[begin DATASET ENTRIES]
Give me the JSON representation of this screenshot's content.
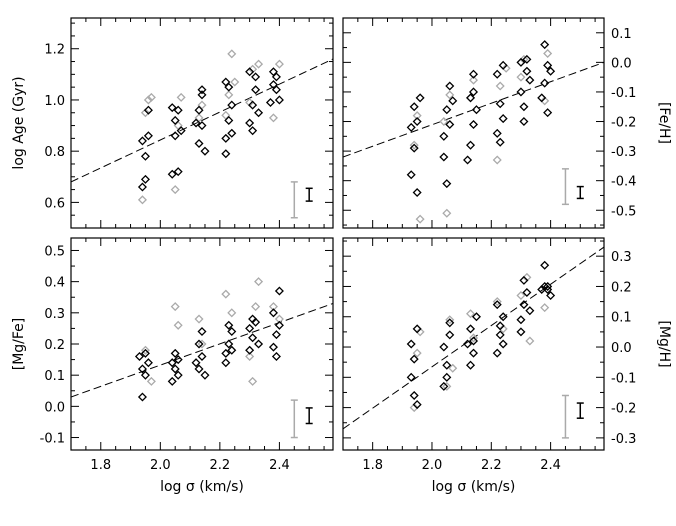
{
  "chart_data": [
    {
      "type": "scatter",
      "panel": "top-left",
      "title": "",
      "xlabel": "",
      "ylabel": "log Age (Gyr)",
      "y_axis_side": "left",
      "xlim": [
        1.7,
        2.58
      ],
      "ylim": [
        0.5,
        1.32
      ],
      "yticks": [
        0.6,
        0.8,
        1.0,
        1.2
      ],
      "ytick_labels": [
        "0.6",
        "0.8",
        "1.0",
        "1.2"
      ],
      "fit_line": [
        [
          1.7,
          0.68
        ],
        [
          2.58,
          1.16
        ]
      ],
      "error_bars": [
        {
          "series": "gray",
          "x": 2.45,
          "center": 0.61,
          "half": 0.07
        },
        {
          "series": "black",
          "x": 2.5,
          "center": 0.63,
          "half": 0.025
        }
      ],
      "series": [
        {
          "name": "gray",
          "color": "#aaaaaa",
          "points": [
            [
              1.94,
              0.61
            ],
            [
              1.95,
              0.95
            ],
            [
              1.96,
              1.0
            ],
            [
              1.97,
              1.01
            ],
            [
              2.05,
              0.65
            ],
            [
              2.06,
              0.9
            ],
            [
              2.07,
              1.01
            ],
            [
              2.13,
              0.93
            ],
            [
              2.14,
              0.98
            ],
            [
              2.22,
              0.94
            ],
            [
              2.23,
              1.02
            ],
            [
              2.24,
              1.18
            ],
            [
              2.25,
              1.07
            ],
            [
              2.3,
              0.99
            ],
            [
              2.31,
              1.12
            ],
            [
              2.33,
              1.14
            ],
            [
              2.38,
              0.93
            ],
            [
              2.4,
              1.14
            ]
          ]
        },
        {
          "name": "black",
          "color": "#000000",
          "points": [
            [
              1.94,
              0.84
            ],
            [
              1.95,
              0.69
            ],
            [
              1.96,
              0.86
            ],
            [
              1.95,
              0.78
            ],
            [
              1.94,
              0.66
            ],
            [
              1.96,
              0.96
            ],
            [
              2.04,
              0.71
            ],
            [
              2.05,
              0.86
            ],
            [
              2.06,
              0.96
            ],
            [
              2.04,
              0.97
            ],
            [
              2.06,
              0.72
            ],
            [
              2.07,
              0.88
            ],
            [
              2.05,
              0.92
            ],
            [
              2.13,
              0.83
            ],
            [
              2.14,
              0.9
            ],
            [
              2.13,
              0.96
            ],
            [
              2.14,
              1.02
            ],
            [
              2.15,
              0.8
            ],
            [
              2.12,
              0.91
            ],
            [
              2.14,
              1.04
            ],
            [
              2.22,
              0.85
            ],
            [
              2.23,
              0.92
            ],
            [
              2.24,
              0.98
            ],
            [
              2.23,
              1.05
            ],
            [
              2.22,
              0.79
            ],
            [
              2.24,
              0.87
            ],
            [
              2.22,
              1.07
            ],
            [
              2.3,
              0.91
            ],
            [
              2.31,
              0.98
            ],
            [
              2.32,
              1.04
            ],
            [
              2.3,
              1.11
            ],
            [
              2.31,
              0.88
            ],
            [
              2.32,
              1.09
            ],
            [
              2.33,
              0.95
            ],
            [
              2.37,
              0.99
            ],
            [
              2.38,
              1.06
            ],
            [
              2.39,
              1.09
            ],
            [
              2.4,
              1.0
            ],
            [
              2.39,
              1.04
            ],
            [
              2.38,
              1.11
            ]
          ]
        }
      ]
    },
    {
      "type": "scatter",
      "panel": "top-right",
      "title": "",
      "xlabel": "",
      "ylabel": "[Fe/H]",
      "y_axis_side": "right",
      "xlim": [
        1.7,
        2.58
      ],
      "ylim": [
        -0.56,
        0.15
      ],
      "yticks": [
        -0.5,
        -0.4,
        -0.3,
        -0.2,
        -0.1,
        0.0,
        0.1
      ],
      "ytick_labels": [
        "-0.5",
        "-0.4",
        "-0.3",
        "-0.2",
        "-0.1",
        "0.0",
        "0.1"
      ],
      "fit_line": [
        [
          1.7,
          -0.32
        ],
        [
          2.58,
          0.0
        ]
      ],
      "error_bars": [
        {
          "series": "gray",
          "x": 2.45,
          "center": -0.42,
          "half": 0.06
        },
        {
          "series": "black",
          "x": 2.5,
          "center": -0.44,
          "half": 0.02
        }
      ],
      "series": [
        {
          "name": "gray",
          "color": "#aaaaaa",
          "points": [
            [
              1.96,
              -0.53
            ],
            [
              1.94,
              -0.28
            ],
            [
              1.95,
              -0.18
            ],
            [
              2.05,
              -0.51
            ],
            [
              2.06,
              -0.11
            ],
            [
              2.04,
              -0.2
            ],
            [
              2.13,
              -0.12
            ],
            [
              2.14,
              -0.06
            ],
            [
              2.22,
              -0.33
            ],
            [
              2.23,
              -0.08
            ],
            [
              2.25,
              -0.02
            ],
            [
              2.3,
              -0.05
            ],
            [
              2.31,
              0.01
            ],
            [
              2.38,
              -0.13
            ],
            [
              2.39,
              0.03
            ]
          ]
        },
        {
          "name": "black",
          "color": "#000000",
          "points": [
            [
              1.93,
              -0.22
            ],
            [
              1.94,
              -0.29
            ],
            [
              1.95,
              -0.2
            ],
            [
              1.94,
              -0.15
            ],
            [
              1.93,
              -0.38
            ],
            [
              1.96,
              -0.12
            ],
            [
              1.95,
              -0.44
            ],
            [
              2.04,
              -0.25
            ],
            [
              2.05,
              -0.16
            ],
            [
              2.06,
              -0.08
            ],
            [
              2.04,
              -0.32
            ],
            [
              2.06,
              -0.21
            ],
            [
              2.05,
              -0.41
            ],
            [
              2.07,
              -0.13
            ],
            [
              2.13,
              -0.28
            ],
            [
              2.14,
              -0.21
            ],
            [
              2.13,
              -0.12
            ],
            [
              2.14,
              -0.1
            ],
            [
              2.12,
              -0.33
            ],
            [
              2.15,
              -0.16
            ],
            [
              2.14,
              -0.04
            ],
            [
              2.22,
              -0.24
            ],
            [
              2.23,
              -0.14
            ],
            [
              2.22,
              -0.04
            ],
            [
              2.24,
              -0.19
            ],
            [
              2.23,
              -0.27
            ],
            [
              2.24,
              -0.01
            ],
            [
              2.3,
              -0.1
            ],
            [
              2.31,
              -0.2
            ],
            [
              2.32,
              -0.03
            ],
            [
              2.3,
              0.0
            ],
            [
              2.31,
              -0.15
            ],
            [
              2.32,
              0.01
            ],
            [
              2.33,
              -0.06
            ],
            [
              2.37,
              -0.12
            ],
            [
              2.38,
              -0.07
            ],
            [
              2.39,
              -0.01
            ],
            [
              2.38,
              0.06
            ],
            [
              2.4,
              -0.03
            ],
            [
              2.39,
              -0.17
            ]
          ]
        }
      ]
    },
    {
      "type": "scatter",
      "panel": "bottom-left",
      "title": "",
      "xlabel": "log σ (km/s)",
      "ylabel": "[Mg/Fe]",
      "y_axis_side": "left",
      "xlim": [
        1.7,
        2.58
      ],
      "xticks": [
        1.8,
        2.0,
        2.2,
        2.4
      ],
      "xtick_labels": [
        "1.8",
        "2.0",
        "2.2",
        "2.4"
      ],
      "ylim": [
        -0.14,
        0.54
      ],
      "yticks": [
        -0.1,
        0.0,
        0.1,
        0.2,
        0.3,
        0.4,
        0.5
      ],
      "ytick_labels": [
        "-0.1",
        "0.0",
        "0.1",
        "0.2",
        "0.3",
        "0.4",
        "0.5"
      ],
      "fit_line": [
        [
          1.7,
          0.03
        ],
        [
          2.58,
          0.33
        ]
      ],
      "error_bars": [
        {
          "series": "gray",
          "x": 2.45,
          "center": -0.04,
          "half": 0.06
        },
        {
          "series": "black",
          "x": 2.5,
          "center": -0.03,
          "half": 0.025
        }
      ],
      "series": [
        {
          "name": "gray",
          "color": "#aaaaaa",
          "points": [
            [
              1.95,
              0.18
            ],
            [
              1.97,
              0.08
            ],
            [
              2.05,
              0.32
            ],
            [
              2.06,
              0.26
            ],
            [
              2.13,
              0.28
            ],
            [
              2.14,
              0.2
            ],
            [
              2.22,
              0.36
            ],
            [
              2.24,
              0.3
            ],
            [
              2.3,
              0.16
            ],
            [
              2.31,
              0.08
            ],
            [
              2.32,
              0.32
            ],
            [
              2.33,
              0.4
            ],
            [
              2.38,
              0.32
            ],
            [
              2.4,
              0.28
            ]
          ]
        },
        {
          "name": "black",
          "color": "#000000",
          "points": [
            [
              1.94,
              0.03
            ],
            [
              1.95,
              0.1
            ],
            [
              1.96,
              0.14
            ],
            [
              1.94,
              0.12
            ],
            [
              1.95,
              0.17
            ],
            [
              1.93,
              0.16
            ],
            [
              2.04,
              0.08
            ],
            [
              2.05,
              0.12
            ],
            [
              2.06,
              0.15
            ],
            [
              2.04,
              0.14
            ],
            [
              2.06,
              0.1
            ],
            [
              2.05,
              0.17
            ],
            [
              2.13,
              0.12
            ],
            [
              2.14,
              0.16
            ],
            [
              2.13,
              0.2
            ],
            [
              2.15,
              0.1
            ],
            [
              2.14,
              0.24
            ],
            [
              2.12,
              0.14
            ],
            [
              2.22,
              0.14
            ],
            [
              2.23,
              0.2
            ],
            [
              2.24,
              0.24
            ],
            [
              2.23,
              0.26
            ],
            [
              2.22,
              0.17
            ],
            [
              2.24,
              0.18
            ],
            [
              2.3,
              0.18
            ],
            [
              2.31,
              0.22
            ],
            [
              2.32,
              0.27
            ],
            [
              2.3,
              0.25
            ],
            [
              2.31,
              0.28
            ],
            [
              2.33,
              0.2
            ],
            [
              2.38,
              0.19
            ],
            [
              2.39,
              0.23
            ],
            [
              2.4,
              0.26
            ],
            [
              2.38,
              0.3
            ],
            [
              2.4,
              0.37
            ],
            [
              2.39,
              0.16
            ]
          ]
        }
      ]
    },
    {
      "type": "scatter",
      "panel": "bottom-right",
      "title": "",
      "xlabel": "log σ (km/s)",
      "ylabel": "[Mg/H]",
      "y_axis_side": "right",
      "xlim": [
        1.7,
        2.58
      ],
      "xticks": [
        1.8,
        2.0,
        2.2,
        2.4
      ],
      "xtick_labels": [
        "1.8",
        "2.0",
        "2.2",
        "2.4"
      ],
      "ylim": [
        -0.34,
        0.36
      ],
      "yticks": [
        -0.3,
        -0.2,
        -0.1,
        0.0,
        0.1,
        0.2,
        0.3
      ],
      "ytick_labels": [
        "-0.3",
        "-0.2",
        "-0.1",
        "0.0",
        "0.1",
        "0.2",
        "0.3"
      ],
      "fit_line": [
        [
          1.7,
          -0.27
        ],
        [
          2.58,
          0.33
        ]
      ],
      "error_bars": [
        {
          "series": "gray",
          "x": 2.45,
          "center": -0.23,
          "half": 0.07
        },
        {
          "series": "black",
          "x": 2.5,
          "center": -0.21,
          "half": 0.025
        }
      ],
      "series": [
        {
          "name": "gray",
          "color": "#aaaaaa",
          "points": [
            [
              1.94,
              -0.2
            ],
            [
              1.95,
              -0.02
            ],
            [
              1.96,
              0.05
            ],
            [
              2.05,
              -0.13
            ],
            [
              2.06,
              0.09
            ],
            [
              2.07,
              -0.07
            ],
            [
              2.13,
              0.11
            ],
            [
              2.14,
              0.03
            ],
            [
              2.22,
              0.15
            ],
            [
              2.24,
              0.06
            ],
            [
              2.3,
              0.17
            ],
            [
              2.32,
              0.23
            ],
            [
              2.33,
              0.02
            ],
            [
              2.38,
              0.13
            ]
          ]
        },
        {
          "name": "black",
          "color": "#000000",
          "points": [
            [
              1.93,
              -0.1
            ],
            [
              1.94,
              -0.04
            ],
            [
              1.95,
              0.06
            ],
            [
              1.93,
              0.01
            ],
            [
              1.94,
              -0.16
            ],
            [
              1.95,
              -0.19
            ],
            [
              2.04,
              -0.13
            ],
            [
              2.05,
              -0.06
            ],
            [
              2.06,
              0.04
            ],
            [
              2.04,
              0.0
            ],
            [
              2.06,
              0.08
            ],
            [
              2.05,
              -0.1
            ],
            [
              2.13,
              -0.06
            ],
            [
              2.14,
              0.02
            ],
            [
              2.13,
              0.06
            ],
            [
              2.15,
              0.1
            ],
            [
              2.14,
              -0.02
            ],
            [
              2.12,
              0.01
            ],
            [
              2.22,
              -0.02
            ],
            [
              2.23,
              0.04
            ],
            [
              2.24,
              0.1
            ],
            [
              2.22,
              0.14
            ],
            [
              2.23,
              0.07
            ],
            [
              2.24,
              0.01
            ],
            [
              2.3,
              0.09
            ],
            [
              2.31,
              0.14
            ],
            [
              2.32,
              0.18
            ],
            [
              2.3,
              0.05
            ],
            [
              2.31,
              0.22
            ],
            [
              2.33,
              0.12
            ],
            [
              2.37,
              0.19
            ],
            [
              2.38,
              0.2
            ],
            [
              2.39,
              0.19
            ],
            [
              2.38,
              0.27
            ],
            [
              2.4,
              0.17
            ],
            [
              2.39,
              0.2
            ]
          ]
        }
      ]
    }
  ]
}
[end DATASET ENTRIES]
Using the records above, pull out each line where the word "ylabel" occurs.

      "ylabel": "log Age (Gyr)",
      "ylabel": "[Fe/H]",
      "ylabel": "[Mg/Fe]",
      "ylabel": "[Mg/H]",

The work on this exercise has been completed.